**Input data:**

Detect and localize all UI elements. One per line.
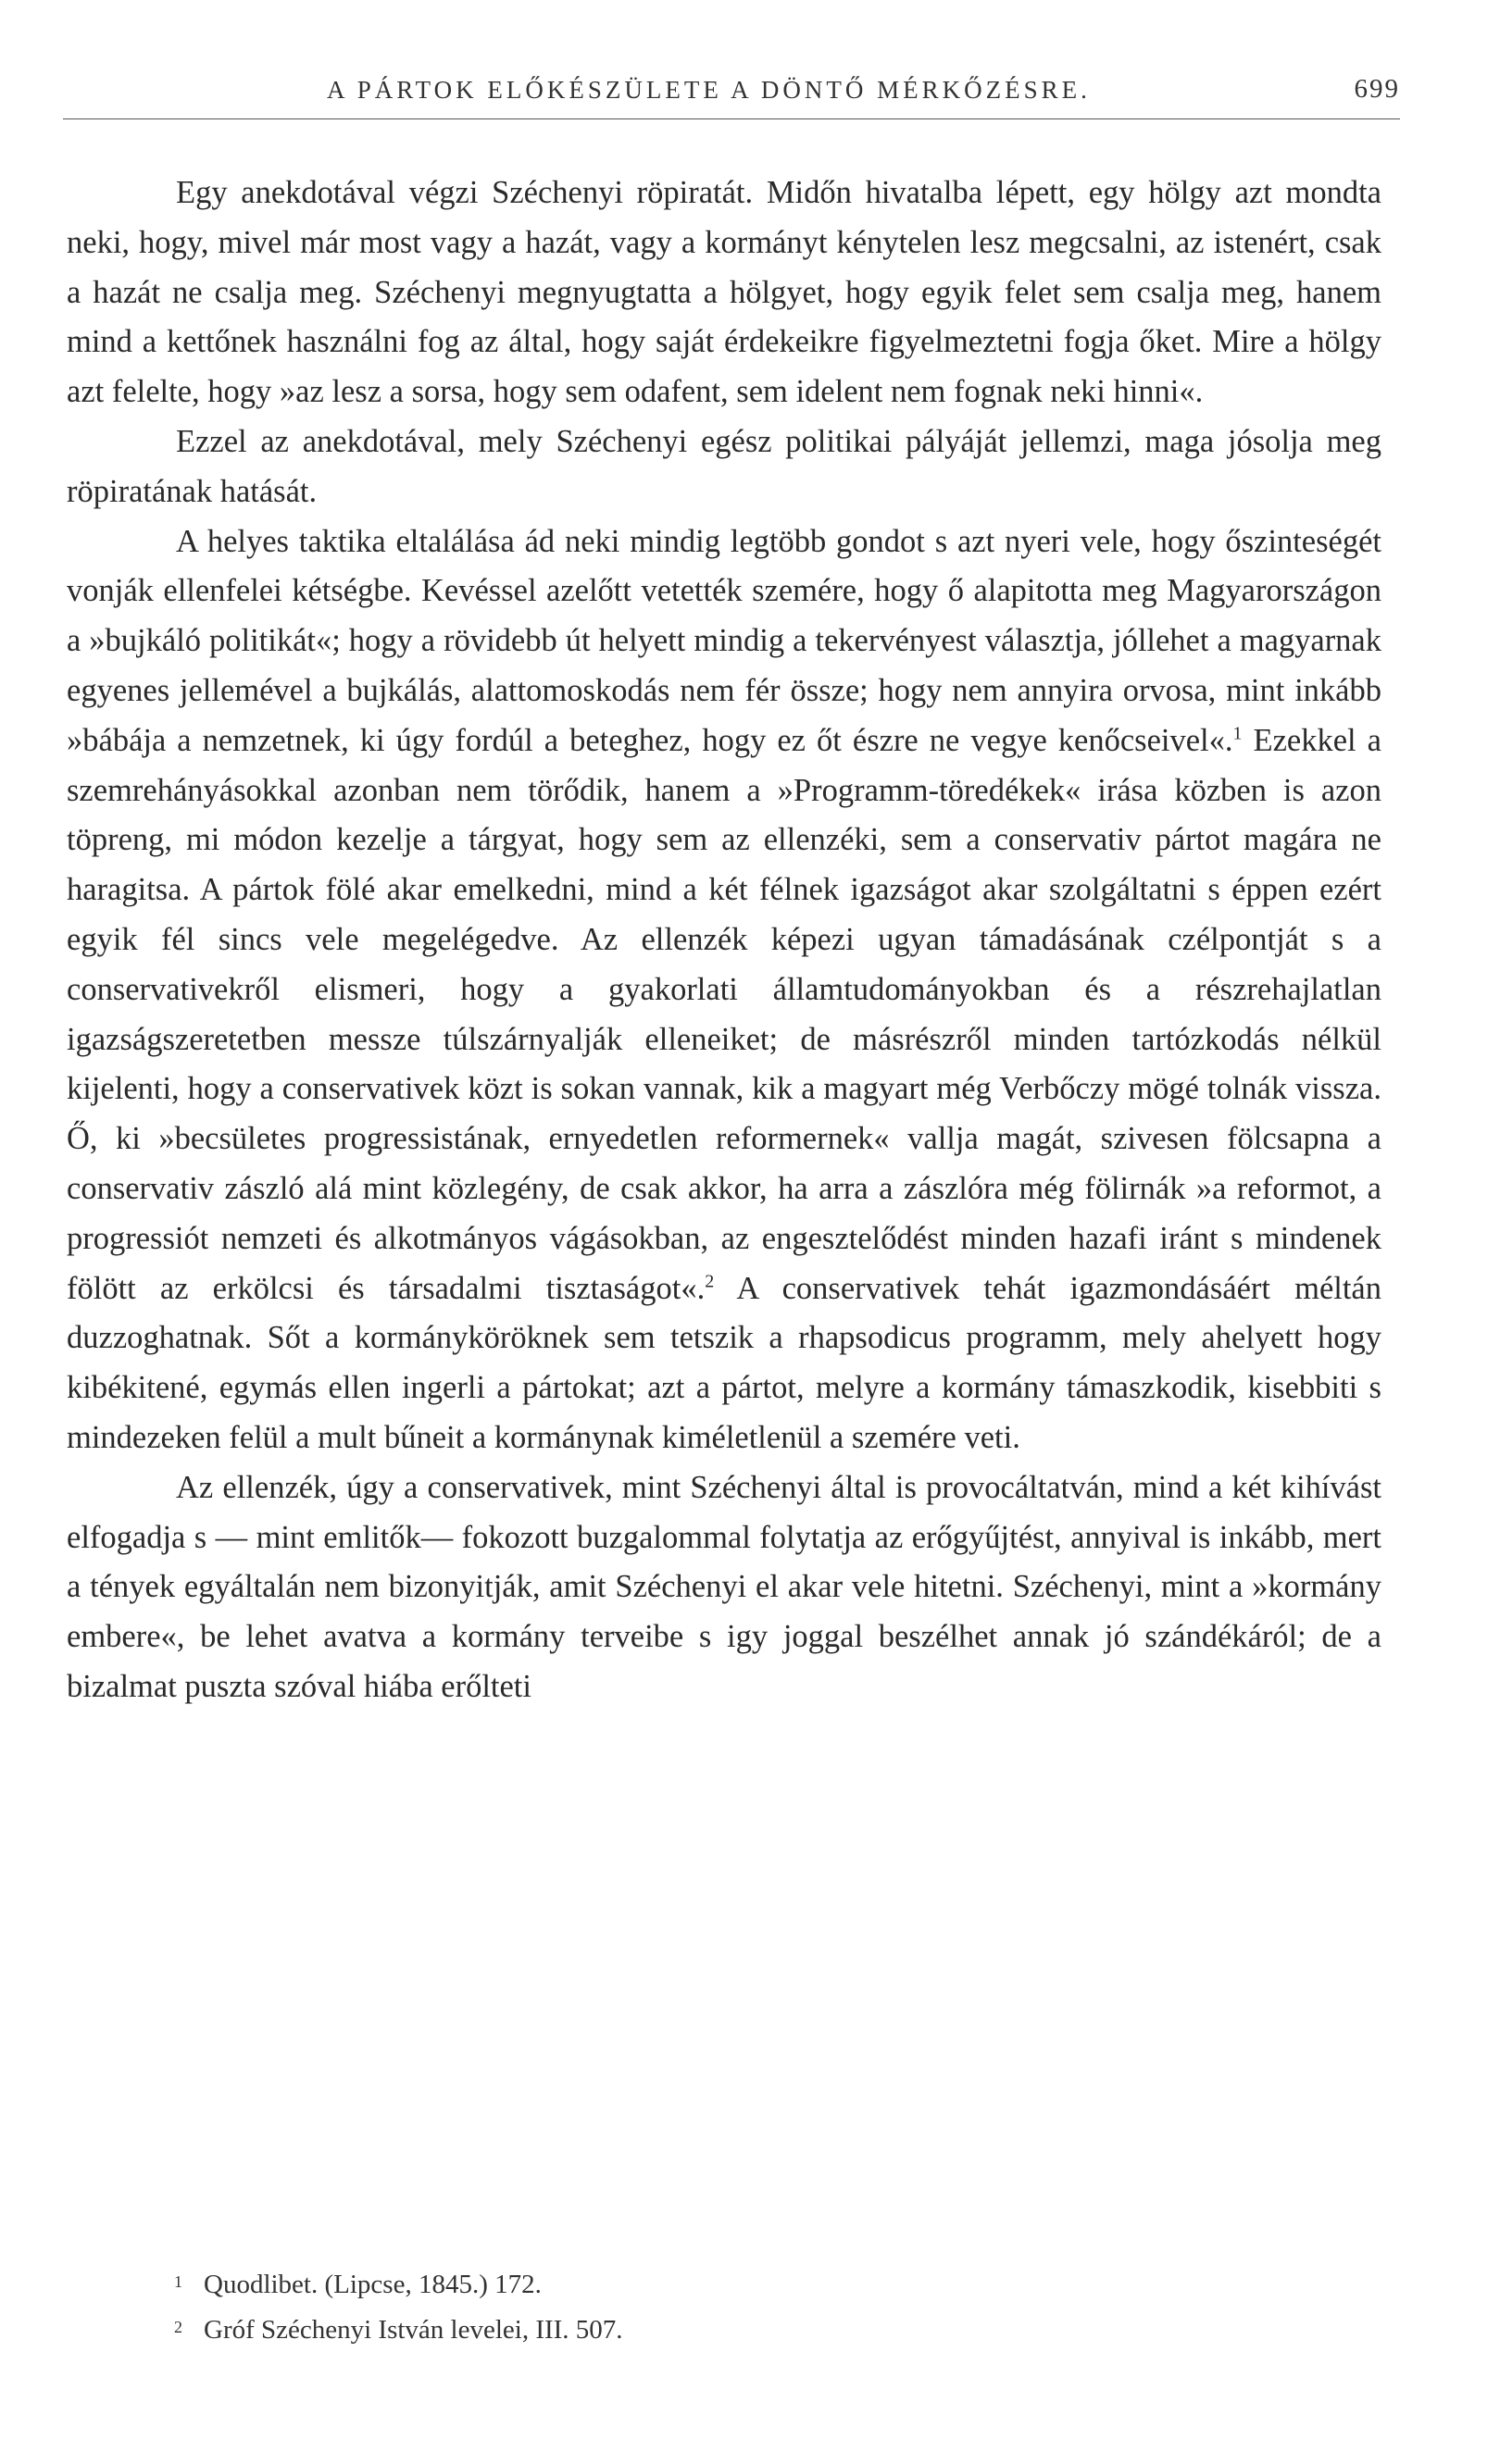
footnote [174, 2306, 623, 2351]
paragraph-text: Ezzel az anekdotával, mely Széchenyi egész politikai pályáját jellemzi, maga jósolja meg röpiratának hatását. [67, 423, 1381, 509]
paragraph [67, 168, 1381, 417]
running-title: A PÁRTOK ELŐKÉSZÜLETE A DÖNTŐ MÉRKŐZÉSRE. [327, 76, 1091, 104]
paragraph [67, 417, 1381, 517]
footnote [174, 2260, 623, 2306]
footnote-text: Quodlibet. (Lipcse, 1845.) 172. [204, 2270, 542, 2299]
page-number: 699 [1354, 74, 1400, 104]
footnotes [174, 2260, 623, 2351]
paragraph [67, 517, 1381, 1463]
paragraph-text: A conservativek tehát igazmondásáért méltán duzzoghatnak. Sőt a kormányköröknek sem tetszik a rhapsodicus programm, mely ahelyett hogy kibékitené, egymás ellen ingerli a pártokat; azt a pártot, melyre a kormány támaszkodik, kisebbiti s mindezeken felül a mult bűneit a kormánynak kiméletlenül a szemére veti. [67, 1270, 1381, 1455]
footnote-mark: 2 [174, 2318, 182, 2336]
body-text [67, 168, 1381, 1712]
paragraph-text: Egy anekdotával végzi Széchenyi röpiratát. Midőn hivatalba lépett, egy hölgy azt mondta neki, hogy, mivel már most vagy a hazát, vagy a kormányt kénytelen lesz megcsalni, az istenért, csak a hazát ne csalja meg. Széchenyi megnyugtatta a hölgyet, hogy egyik felet sem csalja meg, hanem mind a kettőnek használni fog az által, hogy saját érdekeikre figyelmeztetni fogja őket. Mire a hölgy azt felelte, hogy »az lesz a sorsa, hogy sem odafent, sem idelent nem fognak neki hinni«. [67, 175, 1381, 410]
footnote-text: Gróf Széchenyi István levelei, III. 507. [204, 2315, 623, 2345]
paragraph-text: Az ellenzék, úgy a conservativek, mint Széchenyi által is provocáltatván, mind a két kihívást elfogadja s — mint emlitők— fokozott buzgalommal folytatja az erőgyűjtést, annyival is inkább, mert a tények egyáltalán nem bizonyitják, amit Széchenyi el akar vele hitetni. Széchenyi, mint a »kormány embere«, be lehet avatva a kormány terveibe s igy joggal beszélhet annak jó szándékáról; de a bizalmat puszta szóval hiába erőlteti [67, 1469, 1381, 1704]
paragraph-text: Ezekkel a szemrehányásokkal azonban nem törődik, hanem a »Programm-töredékek« irása közben is azon töpreng, mi módon kezelje a tárgyat, hogy sem az ellenzéki, sem a conservativ pártot magára ne haragitsa. A pártok fölé akar emelkedni, mind a két félnek igazságot akar szolgáltatni s éppen ezért egyik fél sincs vele megelégedve. Az ellenzék képezi ugyan támadásának czélpontját s a conservativekről elismeri, hogy a gyakorlati államtudományokban és a részrehajlatlan igazságszeretetben messze túlszárnyalják elleneiket; de másrészről minden tartózkodás nélkül kijelenti, hogy a conservativek közt is sokan vannak, kik a magyart még Verbőczy mögé tolnák vissza. Ő, ki »becsületes progressistának, ernyedetlen reformernek« vallja magát, szivesen fölcsapna a conservativ zászló alá mint közlegény, de csak akkor, ha arra a zászlóra még fölirnák »a reformot, a progressiót nemzeti és alkotmányos vágásokban, az engesztelődést minden hazafi iránt s mindenek fölött az erkölcsi és társadalmi tisztaságot«. [67, 722, 1381, 1306]
footnote-mark: 1 [174, 2272, 182, 2291]
paragraph [67, 1463, 1381, 1712]
paragraph-text: A helyes taktika eltalálása ád neki mindig legtöbb gondot s azt nyeri vele, hogy őszinteségét vonják ellenfelei kétségbe. Kevéssel azelőtt vetették szemére, hogy ő alapitotta meg Magyarországon a »bujkáló politikát«; hogy a rövidebb út helyett mindig a tekervényest választja, jóllehet a magyarnak egyenes jellemével a bujkálás, alattomoskodás nem fér össze; hogy nem annyira orvosa, mint inkább »bábája a nemzetnek, ki úgy fordúl a beteghez, hogy ez őt észre ne vegye kenőcseivel«. [67, 523, 1381, 758]
running-head [63, 72, 1400, 119]
footnote-reference: 2 [705, 1271, 715, 1292]
footnote-reference: 1 [1232, 723, 1243, 744]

**Problem to solve:**
List each line in the data above that contains the word "hanem".

**Solution to this task:**
paragraph-text: Egy anekdotával végzi Széchenyi röpiratát. Midőn hivatalba lépett, egy hölgy azt mondta neki, hogy, mivel már most vagy a hazát, vagy a kormányt kénytelen lesz megcsalni, az istenért, csak a hazát ne csalja meg. Széchenyi megnyugtatta a hölgyet, hogy egyik felet sem csalja meg, hanem mind a kettőnek használni fog az által, hogy saját érdekeikre figyelmeztetni fogja őket. Mire a hölgy azt felelte, hogy »az lesz a sorsa, hogy sem odafent, sem idelent nem fognak neki hinni«. [67, 175, 1381, 410]
paragraph-text: Ezekkel a szemrehányásokkal azonban nem törődik, hanem a »Programm-töredékek« irása közben is azon töpreng, mi módon kezelje a tárgyat, hogy sem az ellenzéki, sem a conservativ pártot magára ne haragitsa. A pártok fölé akar emelkedni, mind a két félnek igazságot akar szolgáltatni s éppen ezért egyik fél sincs vele megelégedve. Az ellenzék képezi ugyan támadásának czélpontját s a conservativekről elismeri, hogy a gyakorlati államtudományokban és a részrehajlatlan igazságszeretetben messze túlszárnyalják elleneiket; de másrészről minden tartózkodás nélkül kijelenti, hogy a conservativek közt is sokan vannak, kik a magyart még Verbőczy mögé tolnák vissza. Ő, ki »becsületes progressistának, ernyedetlen reformernek« vallja magát, szivesen fölcsapna a conservativ zászló alá mint közlegény, de csak akkor, ha arra a zászlóra még fölirnák »a reformot, a progressiót nemzeti és alkotmányos vágásokban, az engesztelődést minden hazafi iránt s mindenek fölött az erkölcsi és társadalmi tisztaságot«. [67, 722, 1381, 1306]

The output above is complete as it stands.